### SOURCE RECORDS
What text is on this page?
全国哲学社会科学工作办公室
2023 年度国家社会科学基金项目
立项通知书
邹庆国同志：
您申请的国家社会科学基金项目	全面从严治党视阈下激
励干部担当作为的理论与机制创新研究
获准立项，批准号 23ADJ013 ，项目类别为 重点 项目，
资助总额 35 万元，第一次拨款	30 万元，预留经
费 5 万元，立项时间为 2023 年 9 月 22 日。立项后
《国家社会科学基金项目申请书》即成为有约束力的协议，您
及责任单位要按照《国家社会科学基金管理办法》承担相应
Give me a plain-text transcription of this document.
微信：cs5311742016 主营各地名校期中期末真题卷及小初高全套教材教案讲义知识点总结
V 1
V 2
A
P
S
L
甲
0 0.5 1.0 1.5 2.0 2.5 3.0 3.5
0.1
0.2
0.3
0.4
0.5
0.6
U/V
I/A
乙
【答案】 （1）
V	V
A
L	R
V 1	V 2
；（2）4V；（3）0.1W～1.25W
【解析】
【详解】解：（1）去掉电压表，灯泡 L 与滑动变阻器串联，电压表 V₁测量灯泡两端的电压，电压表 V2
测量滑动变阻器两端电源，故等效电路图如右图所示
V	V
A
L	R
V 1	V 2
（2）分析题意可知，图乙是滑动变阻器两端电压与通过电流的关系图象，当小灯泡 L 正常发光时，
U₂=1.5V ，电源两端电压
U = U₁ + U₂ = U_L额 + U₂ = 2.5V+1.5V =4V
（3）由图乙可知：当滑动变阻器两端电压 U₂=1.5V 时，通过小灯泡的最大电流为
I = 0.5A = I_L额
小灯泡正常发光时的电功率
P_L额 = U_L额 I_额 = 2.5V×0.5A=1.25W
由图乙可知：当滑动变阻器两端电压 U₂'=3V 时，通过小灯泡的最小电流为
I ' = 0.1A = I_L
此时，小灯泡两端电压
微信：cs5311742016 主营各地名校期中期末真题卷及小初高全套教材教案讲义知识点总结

### GIVEN REQUEST
Exact copies of all the records are required.

### FINISHED TASK
What text is on this page?
全国哲学社会科学工作办公室
2023 年度国家社会科学基金项目
立项通知书
邹庆国同志：
您申请的国家社会科学基金项目	全面从严治党视阈下激
励干部担当作为的理论与机制创新研究
获准立项，批准号 23ADJ013 ，项目类别为 重点 项目，
资助总额 35 万元，第一次拨款	30 万元，预留经
费 5 万元，立项时间为 2023 年 9 月 22 日。立项后
《国家社会科学基金项目申请书》即成为有约束力的协议，您
及责任单位要按照《国家社会科学基金管理办法》承担相应
Give me a plain-text transcription of this document.
微信：cs5311742016 主营各地名校期中期末真题卷及小初高全套教材教案讲义知识点总结
V 1
V 2
A
P
S
L
甲
0 0.5 1.0 1.5 2.0 2.5 3.0 3.5
0.1
0.2
0.3
0.4
0.5
0.6
U/V
I/A
乙
【答案】 （1）
V	V
A
L	R
V 1	V 2
；（2）4V；（3）0.1W～1.25W
【解析】
【详解】解：（1）去掉电压表，灯泡 L 与滑动变阻器串联，电压表 V₁测量灯泡两端的电压，电压表 V2
测量滑动变阻器两端电源，故等效电路图如右图所示
V	V
A
L	R
V 1	V 2
（2）分析题意可知，图乙是滑动变阻器两端电压与通过电流的关系图象，当小灯泡 L 正常发光时，
U₂=1.5V ，电源两端电压
U = U₁ + U₂ = U_L额 + U₂ = 2.5V+1.5V =4V
（3）由图乙可知：当滑动变阻器两端电压 U₂=1.5V 时，通过小灯泡的最大电流为
I = 0.5A = I_L额
小灯泡正常发光时的电功率
P_L额 = U_L额 I_额 = 2.5V×0.5A=1.25W
由图乙可知：当滑动变阻器两端电压 U₂'=3V 时，通过小灯泡的最小电流为
I ' = 0.1A = I_L
此时，小灯泡两端电压
微信：cs5311742016 主营各地名校期中期末真题卷及小初高全套教材教案讲义知识点总结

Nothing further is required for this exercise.